======== Records to use ========
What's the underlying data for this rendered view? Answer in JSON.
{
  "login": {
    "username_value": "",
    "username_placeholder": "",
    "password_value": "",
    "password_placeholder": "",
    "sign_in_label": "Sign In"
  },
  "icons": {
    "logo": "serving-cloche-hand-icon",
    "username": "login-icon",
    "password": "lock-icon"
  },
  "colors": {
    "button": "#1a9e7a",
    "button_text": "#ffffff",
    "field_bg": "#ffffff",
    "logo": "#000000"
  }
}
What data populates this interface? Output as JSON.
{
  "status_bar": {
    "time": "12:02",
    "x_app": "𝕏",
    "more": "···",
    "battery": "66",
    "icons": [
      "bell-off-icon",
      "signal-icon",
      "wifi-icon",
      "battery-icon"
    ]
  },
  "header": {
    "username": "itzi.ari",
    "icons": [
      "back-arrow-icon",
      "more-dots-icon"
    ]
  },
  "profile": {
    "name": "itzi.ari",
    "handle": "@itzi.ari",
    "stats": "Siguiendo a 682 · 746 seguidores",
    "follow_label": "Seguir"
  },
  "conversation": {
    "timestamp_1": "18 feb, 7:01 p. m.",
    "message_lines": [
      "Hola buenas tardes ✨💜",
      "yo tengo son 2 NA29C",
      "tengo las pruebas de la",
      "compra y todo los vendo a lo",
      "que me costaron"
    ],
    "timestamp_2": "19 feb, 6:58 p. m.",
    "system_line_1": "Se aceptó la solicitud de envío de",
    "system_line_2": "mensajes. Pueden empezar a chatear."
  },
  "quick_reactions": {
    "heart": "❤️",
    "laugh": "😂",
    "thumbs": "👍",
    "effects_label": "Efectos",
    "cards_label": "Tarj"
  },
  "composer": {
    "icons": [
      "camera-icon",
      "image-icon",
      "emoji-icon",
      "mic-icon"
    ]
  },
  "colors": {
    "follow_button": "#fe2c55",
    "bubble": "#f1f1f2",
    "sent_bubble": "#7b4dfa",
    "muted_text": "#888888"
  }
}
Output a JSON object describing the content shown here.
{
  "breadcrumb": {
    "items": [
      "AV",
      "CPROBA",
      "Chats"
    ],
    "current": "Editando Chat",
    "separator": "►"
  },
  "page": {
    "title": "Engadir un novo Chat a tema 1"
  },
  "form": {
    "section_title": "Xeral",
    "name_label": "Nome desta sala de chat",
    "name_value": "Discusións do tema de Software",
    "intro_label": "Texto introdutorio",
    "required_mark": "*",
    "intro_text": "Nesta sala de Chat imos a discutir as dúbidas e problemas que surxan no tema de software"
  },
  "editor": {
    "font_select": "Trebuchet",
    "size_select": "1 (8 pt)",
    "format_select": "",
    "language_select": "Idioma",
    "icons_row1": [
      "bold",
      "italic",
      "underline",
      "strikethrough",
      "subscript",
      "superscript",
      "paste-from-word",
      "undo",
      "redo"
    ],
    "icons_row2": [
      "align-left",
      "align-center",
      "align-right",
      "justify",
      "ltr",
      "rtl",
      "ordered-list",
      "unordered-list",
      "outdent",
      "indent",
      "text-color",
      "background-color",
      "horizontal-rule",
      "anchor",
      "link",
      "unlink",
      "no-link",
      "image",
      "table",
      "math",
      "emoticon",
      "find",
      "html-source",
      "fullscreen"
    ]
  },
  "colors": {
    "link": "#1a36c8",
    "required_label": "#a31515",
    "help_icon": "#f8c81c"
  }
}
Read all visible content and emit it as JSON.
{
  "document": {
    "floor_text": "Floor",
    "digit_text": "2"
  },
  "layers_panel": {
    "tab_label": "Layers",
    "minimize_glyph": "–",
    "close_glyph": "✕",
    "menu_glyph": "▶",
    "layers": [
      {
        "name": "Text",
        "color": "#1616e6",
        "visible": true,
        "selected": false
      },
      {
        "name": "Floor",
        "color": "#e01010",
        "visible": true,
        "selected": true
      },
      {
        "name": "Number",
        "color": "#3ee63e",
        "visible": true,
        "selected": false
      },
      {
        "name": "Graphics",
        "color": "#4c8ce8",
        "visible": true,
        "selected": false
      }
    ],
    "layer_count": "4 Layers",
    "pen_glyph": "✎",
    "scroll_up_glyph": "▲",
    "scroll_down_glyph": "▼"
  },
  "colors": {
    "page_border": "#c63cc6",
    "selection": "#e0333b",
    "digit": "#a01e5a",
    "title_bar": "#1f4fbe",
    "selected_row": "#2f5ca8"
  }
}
========
§ **Task to complete**: Each line of the material above must be retyped precisely.

§ **Exercise solution**:
What's the underlying data for this rendered view? Answer in JSON.
{
  "login": {
    "username_value": "",
    "username_placeholder": "",
    "password_value": "",
    "password_placeholder": "",
    "sign_in_label": "Sign In"
  },
  "icons": {
    "logo": "serving-cloche-hand-icon",
    "username": "login-icon",
    "password": "lock-icon"
  },
  "colors": {
    "button": "#1a9e7a",
    "button_text": "#ffffff",
    "field_bg": "#ffffff",
    "logo": "#000000"
  }
}
What data populates this interface? Output as JSON.
{
  "status_bar": {
    "time": "12:02",
    "x_app": "𝕏",
    "more": "···",
    "battery": "66",
    "icons": [
      "bell-off-icon",
      "signal-icon",
      "wifi-icon",
      "battery-icon"
    ]
  },
  "header": {
    "username": "itzi.ari",
    "icons": [
      "back-arrow-icon",
      "more-dots-icon"
    ]
  },
  "profile": {
    "name": "itzi.ari",
    "handle": "@itzi.ari",
    "stats": "Siguiendo a 682 · 746 seguidores",
    "follow_label": "Seguir"
  },
  "conversation": {
    "timestamp_1": "18 feb, 7:01 p. m.",
    "message_lines": [
      "Hola buenas tardes ✨💜",
      "yo tengo son 2 NA29C",
      "tengo las pruebas de la",
      "compra y todo los vendo a lo",
      "que me costaron"
    ],
    "timestamp_2": "19 feb, 6:58 p. m.",
    "system_line_1": "Se aceptó la solicitud de envío de",
    "system_line_2": "mensajes. Pueden empezar a chatear."
  },
  "quick_reactions": {
    "heart": "❤️",
    "laugh": "😂",
    "thumbs": "👍",
    "effects_label": "Efectos",
    "cards_label": "Tarj"
  },
  "composer": {
    "icons": [
      "camera-icon",
      "image-icon",
      "emoji-icon",
      "mic-icon"
    ]
  },
  "colors": {
    "follow_button": "#fe2c55",
    "bubble": "#f1f1f2",
    "sent_bubble": "#7b4dfa",
    "muted_text": "#888888"
  }
}
Output a JSON object describing the content shown here.
{
  "breadcrumb": {
    "items": [
      "AV",
      "CPROBA",
      "Chats"
    ],
    "current": "Editando Chat",
    "separator": "►"
  },
  "page": {
    "title": "Engadir un novo Chat a tema 1"
  },
  "form": {
    "section_title": "Xeral",
    "name_label": "Nome desta sala de chat",
    "name_value": "Discusións do tema de Software",
    "intro_label": "Texto introdutorio",
    "required_mark": "*",
    "intro_text": "Nesta sala de Chat imos a discutir as dúbidas e problemas que surxan no tema de software"
  },
  "editor": {
    "font_select": "Trebuchet",
    "size_select": "1 (8 pt)",
    "format_select": "",
    "language_select": "Idioma",
    "icons_row1": [
      "bold",
      "italic",
      "underline",
      "strikethrough",
      "subscript",
      "superscript",
      "paste-from-word",
      "undo",
      "redo"
    ],
    "icons_row2": [
      "align-left",
      "align-center",
      "align-right",
      "justify",
      "ltr",
      "rtl",
      "ordered-list",
      "unordered-list",
      "outdent",
      "indent",
      "text-color",
      "background-color",
      "horizontal-rule",
      "anchor",
      "link",
      "unlink",
      "no-link",
      "image",
      "table",
      "math",
      "emoticon",
      "find",
      "html-source",
      "fullscreen"
    ]
  },
  "colors": {
    "link": "#1a36c8",
    "required_label": "#a31515",
    "help_icon": "#f8c81c"
  }
}
Read all visible content and emit it as JSON.
{
  "document": {
    "floor_text": "Floor",
    "digit_text": "2"
  },
  "layers_panel": {
    "tab_label": "Layers",
    "minimize_glyph": "–",
    "close_glyph": "✕",
    "menu_glyph": "▶",
    "layers": [
      {
        "name": "Text",
        "color": "#1616e6",
        "visible": true,
        "selected": false
      },
      {
        "name": "Floor",
        "color": "#e01010",
        "visible": true,
        "selected": true
      },
      {
        "name": "Number",
        "color": "#3ee63e",
        "visible": true,
        "selected": false
      },
      {
        "name": "Graphics",
        "color": "#4c8ce8",
        "visible": true,
        "selected": false
      }
    ],
    "layer_count": "4 Layers",
    "pen_glyph": "✎",
    "scroll_up_glyph": "▲",
    "scroll_down_glyph": "▼"
  },
  "colors": {
    "page_border": "#c63cc6",
    "selection": "#e0333b",
    "digit": "#a01e5a",
    "title_bar": "#1f4fbe",
    "selected_row": "#2f5ca8"
  }
}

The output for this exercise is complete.